* [TASK]
The listing below is the input. Say how many of its lines contain "Price", giving the number alone.

————————

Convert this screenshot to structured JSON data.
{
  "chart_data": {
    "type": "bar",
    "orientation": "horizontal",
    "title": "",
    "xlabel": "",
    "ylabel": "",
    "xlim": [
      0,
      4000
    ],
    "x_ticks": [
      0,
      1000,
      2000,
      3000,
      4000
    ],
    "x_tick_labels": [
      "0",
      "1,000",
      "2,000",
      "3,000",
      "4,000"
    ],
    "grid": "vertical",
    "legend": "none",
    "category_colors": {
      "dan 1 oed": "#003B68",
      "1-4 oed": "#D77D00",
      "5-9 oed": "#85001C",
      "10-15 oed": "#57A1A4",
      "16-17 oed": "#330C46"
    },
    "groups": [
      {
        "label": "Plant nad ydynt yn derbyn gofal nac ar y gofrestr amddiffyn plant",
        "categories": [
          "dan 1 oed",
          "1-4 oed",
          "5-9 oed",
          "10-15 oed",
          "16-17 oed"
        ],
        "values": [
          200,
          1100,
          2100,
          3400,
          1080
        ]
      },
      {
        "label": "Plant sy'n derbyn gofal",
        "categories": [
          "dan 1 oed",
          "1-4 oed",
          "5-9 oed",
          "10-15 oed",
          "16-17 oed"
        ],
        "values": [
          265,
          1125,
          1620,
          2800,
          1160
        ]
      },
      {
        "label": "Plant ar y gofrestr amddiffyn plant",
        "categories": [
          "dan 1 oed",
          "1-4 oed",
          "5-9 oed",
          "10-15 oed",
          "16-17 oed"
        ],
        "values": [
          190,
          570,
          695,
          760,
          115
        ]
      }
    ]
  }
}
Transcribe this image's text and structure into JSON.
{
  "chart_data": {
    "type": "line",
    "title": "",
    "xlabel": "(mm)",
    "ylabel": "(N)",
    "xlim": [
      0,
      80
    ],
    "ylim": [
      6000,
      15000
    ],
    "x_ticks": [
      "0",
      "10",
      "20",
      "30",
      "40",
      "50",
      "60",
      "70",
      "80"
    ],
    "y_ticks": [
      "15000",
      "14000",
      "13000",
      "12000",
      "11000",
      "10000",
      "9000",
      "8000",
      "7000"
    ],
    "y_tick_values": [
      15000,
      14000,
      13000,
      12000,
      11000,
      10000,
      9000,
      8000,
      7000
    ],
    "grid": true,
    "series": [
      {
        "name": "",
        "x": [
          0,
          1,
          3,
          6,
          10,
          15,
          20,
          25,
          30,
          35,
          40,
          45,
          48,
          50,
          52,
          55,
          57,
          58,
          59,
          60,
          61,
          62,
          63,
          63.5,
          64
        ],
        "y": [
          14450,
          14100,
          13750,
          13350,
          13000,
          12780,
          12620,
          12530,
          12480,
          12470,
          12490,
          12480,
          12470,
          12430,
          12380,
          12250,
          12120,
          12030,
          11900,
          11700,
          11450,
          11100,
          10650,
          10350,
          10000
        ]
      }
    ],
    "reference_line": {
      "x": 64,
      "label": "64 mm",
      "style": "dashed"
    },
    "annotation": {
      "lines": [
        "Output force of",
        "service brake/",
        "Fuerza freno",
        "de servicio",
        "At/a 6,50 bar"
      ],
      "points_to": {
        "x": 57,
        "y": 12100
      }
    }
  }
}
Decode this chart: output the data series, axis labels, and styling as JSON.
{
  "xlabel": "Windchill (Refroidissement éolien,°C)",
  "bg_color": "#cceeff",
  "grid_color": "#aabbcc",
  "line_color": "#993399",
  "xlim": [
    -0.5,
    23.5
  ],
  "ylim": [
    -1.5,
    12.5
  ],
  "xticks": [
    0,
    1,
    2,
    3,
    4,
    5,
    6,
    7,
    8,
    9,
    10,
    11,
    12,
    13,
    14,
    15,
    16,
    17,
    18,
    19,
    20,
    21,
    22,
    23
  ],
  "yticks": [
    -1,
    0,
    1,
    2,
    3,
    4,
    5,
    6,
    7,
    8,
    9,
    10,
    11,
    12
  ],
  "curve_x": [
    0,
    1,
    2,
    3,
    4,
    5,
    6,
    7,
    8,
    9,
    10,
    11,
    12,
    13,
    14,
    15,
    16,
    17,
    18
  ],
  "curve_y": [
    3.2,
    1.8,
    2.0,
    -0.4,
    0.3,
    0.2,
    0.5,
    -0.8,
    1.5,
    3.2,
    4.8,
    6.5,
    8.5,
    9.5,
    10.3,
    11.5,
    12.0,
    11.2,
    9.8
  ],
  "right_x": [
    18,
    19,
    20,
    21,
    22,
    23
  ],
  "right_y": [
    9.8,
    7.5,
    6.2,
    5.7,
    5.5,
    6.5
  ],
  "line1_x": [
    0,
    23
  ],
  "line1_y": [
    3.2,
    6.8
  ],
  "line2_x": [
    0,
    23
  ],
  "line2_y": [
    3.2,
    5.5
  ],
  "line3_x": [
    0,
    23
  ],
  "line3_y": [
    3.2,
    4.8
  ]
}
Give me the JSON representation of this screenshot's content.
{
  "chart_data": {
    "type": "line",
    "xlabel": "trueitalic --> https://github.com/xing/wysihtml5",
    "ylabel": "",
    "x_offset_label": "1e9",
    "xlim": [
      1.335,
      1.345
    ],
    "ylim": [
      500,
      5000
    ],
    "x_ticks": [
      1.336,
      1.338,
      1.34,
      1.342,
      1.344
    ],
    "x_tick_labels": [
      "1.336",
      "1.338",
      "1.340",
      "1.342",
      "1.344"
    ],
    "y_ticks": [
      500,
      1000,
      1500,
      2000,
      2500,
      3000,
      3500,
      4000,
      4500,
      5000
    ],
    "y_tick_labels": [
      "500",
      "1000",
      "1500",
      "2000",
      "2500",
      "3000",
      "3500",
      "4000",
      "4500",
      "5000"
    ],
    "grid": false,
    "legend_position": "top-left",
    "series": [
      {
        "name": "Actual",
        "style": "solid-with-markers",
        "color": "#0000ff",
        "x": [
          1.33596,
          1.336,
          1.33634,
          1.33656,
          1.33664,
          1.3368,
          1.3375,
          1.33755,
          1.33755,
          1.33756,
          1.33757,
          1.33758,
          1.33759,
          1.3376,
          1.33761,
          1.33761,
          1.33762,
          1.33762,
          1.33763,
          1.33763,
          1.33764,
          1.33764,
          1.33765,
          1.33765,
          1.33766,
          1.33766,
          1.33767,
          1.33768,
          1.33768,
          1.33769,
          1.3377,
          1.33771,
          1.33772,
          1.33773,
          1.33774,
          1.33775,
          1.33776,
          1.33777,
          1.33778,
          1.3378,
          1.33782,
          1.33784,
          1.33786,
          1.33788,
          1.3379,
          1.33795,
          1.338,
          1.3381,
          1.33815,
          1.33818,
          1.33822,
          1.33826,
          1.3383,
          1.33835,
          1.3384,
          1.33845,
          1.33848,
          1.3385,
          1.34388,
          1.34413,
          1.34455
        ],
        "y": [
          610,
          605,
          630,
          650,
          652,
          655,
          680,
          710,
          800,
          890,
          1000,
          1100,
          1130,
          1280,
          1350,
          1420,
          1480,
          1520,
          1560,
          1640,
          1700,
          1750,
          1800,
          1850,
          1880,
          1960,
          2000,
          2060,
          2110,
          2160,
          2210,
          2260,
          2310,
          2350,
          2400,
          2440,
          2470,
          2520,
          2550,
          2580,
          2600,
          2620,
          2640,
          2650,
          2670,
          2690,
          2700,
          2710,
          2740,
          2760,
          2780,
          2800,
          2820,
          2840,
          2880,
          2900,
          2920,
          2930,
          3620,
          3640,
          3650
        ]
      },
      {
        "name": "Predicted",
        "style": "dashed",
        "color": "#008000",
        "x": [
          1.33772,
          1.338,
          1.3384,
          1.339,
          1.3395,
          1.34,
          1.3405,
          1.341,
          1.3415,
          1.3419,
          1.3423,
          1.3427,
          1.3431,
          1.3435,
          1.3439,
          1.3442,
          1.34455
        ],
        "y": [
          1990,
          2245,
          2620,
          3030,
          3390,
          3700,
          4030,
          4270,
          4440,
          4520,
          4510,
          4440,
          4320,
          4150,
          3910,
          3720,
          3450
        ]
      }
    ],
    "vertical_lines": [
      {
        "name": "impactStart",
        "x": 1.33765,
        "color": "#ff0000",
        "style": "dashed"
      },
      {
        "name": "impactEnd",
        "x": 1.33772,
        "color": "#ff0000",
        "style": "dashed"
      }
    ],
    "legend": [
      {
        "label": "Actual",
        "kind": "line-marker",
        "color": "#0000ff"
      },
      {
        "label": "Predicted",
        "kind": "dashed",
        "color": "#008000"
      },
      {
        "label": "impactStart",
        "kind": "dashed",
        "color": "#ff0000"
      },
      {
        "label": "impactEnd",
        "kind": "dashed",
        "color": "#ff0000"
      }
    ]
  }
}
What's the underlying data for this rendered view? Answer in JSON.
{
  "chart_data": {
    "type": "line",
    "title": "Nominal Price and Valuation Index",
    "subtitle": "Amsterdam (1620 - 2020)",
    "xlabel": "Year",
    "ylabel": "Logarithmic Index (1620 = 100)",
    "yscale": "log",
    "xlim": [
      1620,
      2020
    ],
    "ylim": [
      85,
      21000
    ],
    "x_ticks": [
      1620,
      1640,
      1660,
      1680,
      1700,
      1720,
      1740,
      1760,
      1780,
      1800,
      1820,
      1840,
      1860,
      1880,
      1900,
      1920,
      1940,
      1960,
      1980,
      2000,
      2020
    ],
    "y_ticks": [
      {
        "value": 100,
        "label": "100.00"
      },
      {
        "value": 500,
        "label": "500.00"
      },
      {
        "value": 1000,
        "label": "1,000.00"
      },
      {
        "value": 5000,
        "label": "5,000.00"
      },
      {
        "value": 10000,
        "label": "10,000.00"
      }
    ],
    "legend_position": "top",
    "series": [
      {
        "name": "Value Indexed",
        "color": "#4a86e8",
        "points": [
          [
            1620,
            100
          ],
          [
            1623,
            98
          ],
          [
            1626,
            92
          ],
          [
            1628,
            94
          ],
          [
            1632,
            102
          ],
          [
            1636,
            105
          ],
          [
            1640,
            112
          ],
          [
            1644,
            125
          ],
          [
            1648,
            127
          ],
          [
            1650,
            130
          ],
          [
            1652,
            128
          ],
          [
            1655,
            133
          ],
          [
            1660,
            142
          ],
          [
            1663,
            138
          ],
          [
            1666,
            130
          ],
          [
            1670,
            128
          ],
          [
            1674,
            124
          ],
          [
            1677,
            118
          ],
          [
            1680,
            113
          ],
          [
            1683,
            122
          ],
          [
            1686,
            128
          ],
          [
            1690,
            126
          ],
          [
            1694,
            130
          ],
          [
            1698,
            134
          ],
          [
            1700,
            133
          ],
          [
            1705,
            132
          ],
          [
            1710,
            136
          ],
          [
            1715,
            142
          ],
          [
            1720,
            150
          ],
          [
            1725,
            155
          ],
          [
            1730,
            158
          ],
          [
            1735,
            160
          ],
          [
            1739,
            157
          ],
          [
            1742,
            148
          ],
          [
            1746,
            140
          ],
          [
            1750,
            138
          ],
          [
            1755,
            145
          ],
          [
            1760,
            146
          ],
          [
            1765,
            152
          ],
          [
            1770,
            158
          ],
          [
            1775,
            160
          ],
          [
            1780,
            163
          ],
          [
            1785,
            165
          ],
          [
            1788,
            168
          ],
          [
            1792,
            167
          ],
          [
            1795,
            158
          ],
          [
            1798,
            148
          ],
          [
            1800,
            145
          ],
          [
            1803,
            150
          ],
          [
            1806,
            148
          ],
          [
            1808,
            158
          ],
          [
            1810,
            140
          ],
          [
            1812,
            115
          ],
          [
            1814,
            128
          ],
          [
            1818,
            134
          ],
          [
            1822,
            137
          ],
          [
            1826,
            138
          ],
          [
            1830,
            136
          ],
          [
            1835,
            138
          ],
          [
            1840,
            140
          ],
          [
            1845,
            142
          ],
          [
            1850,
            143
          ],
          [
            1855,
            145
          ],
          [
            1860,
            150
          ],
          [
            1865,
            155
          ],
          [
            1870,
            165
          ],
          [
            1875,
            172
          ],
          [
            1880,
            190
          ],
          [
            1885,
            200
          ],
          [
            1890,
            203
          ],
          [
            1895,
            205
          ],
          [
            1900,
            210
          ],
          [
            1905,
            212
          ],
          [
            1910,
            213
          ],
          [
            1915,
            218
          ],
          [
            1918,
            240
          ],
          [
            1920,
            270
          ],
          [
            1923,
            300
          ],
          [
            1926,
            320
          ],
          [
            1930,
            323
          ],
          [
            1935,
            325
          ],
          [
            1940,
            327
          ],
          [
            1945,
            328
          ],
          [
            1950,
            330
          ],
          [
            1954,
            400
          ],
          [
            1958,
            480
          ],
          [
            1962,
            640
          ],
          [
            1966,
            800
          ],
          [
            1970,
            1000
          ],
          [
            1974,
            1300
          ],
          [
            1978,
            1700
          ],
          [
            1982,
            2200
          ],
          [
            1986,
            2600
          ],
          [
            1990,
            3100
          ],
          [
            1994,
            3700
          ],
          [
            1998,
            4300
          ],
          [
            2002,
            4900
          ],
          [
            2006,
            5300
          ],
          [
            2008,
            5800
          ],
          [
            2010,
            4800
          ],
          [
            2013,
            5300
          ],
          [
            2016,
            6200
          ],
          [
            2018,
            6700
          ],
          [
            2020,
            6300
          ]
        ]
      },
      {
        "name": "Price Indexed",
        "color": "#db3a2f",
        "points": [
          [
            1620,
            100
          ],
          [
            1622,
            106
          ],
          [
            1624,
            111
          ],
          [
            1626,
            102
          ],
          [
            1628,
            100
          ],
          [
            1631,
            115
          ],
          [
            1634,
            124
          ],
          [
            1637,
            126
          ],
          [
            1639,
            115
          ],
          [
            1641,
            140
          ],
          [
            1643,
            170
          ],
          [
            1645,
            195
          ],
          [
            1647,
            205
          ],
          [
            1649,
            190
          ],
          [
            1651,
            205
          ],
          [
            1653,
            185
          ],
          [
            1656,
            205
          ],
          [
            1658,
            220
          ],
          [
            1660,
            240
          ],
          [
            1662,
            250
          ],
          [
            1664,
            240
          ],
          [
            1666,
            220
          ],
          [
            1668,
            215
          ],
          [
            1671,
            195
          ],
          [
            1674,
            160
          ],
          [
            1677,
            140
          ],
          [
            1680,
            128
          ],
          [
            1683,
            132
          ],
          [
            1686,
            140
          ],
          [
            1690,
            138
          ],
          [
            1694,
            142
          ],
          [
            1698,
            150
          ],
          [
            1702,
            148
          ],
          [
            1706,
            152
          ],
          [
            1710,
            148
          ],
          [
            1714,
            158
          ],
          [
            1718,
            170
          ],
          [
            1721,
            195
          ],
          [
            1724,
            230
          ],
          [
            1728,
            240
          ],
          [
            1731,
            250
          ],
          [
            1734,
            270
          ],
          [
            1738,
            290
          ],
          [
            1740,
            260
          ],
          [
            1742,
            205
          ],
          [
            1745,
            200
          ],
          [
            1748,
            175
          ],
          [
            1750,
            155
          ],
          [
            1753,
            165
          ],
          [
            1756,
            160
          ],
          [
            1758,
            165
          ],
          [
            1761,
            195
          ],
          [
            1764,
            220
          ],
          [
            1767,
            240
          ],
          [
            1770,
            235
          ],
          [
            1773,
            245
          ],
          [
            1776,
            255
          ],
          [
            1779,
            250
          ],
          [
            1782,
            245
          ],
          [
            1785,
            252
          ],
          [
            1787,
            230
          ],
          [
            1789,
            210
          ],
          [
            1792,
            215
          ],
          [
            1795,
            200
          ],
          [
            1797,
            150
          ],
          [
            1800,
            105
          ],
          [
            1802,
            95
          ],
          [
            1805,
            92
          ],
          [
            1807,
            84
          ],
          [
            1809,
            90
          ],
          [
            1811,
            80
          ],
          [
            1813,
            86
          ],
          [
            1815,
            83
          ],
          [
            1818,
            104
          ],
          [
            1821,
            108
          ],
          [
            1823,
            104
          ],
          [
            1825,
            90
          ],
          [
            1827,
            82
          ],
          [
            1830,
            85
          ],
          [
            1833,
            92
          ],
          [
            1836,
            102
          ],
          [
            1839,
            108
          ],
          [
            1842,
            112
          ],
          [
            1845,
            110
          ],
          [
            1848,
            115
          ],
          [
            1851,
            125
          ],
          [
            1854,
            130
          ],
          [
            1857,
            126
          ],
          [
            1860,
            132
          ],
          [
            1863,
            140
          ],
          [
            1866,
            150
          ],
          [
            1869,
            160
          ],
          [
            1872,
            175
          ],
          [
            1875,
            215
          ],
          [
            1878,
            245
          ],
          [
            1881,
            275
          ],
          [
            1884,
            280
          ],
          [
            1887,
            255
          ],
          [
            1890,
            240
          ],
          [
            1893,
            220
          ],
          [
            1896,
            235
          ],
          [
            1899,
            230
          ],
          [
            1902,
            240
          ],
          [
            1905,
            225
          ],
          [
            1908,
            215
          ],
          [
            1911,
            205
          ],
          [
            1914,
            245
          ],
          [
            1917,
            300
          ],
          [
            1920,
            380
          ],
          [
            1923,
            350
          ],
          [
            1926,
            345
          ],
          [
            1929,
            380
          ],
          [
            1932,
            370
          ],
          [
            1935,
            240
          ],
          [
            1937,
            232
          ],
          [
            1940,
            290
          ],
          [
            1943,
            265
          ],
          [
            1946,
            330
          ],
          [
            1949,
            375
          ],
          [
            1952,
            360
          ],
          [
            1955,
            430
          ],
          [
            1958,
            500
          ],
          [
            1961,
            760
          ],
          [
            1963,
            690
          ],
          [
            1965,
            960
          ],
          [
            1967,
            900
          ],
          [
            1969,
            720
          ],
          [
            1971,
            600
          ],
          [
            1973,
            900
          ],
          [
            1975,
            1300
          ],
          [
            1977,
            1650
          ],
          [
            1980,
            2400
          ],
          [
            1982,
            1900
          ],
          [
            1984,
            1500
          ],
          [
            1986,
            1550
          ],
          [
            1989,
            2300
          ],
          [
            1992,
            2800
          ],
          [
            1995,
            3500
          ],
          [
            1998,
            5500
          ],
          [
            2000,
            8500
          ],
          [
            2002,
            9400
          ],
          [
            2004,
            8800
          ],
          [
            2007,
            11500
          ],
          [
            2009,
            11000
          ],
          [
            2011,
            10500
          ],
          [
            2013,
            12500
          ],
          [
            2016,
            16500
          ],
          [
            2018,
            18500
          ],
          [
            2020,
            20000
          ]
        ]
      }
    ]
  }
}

————————

* [FULL SOLUTION]
2